Task inputs:

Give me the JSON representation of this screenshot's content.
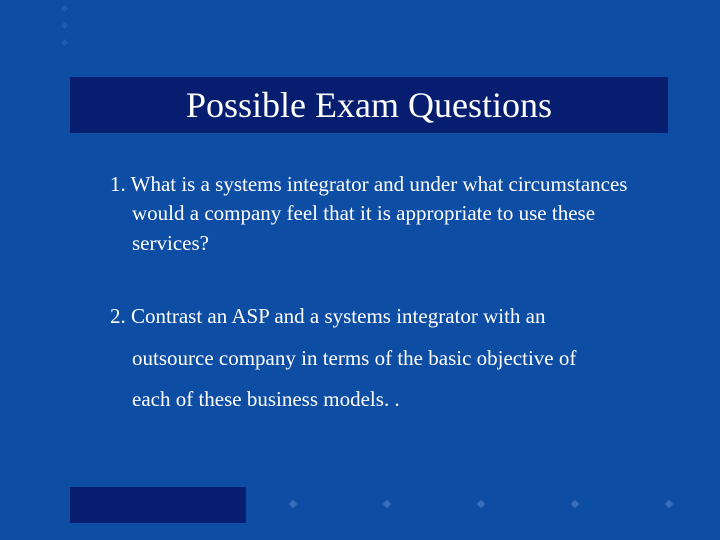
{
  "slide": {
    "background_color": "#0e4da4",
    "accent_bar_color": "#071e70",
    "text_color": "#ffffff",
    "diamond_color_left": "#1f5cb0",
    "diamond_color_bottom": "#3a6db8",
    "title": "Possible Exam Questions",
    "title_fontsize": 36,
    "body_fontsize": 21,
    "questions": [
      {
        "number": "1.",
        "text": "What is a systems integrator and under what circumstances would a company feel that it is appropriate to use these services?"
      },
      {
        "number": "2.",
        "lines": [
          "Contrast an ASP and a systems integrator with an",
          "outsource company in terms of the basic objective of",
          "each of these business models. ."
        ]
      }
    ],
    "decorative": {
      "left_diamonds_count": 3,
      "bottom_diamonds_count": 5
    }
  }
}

Exercise objective:
Scan the material above. Extract every line in which the word "systems" occurs.

Task output:
        "text": "What is a systems integrator and under what circumstances would a company feel that it is appropriate to use these services?"
          "Contrast an ASP and a systems integrator with an",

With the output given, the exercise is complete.